■ A fazer
1 > Com base no texto sobre os projetos de mineração em Brumadinho, liste as três metodologias definidas para o inventário florestal.
2 > Transcreva sem alterações o trecho do texto sobre os projetos em Brumadinho que vai desde "Assim, o primeiro" até "precisam ser feitos.".
=== Documento de origem ===
No último semestre, trabalhei em muitos projetos - muitos deles foram extras: por fora do meu emprego CLT - dentre muitos, vou compartilhar dois projetos de mineração de minério de ferro em Brumadinho com você. Ambos vizinhos, mas sem qualquer conexão entre si. Coincidência? Talvez. Mas o que realmente importa é o que descobrimos no processo. Vou te contar tudo agora.

Caracterização da Área

Os empreendimentos estão situados numa área de Floresta Estacional Semidecidual com diferentes classificações quanto ao uso do solo. Boa parte das ADAs dos empreendimentos são compostas por florestas em estágio médio de sucessão ecológica, enquanto que as demais áreas, encontram-se em estágio inicial de sucessão ou são pastagens abandonadas com árvores isoladas.

Metodologia Utilizada no Inventário Florestal

Assim, o primeiro passo a se tomar foi a delimitação e definição dos usos do solo dentro da ADA, para que fosse possível a definição da metodologia de estudo a ser utilizada. Como esse projeto se trata de supressão de vegetação de mata atlântica em estágio médio de regeneração, foi necessário EIA/RIMA. Quando isso acontece, o processo fica muito mais caro e amplia o tempo necessário para a obtenção da licença devido a complexidade dos estudos que precisam ser feitos.

Porém, como este texto é referente à AIA, não abordarei o EIA/RIMA. Portanto, voltando ao projeto que elaborei, foi definido a utilização de três metodologias diferentes para a elaboração do inventário florestal:

  • método de amostragem em parcelas fixas utilizando Amostragem Casual Estratificada no FESD Médio;
  • parcelas fixas e Amostragem Casual Simples no FESD Inicial;
  • e Censo das árvores isoladas nos locais mais impactados.

Também foi realizado o estudo das espécies herbáceas, para esse tipo de análise utilizamos parcelas de 1m².
=== Material extraído ===
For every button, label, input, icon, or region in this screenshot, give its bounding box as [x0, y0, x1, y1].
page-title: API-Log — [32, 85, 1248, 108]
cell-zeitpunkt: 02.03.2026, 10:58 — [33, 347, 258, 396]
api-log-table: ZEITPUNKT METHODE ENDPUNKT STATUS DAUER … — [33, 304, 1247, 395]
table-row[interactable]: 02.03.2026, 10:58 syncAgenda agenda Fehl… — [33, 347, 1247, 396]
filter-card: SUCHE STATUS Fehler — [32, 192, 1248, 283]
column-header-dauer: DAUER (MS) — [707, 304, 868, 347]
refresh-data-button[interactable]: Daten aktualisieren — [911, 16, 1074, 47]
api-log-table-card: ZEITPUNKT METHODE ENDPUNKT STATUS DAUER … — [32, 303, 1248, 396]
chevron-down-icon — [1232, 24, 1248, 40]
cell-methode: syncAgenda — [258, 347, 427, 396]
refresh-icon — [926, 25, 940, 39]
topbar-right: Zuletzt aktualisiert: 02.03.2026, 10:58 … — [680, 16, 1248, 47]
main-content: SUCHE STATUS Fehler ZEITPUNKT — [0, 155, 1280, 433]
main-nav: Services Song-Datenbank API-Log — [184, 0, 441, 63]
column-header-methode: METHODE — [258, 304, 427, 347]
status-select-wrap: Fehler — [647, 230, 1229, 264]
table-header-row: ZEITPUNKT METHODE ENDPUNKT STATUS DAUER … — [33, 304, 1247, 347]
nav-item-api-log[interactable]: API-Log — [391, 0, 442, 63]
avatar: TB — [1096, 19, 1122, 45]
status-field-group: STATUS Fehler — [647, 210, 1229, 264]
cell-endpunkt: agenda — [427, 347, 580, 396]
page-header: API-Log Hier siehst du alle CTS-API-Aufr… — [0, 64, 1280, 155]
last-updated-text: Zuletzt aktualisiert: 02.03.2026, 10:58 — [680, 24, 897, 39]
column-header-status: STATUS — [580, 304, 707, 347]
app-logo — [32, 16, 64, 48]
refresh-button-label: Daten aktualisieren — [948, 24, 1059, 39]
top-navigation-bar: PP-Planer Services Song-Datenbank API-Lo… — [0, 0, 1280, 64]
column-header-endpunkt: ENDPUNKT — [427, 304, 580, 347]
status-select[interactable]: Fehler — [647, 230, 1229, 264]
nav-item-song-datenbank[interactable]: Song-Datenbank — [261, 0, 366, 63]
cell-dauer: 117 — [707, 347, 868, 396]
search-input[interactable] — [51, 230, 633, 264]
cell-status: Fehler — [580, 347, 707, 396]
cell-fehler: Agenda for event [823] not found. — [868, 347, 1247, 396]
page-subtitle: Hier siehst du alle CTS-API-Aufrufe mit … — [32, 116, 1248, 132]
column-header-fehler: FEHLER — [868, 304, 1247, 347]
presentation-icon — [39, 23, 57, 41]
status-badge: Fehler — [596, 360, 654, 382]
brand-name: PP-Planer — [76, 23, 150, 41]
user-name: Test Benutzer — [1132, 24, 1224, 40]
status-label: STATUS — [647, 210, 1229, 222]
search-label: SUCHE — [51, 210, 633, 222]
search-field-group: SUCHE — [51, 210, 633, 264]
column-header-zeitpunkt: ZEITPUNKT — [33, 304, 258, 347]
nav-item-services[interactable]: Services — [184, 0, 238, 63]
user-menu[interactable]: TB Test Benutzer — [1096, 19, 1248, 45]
===
■ Soluções por tarefa
1 >
- Parcelas fixas com Amostragem Casual Estratificada no FESD Médio
- Parcelas fixas com Amostragem Casual Simples no FESD Inicial
- Censo das árvores isoladas nos locais mais impactados

2 >
Assim, o primeiro passo a se tomar foi a delimitação e definição dos usos do solo dentro da ADA, para que fosse possível a definição da metodologia de estudo a ser utilizada. Como esse projeto se trata de supressão de vegetação de mata atlântica em estágio médio de regeneração, foi necessário EIA/RIMA. Quando isso acontece, o processo fica muito mais caro e amplia o tempo necessário para a obtenção da licença devido a complexidade dos estudos que precisam ser feitos.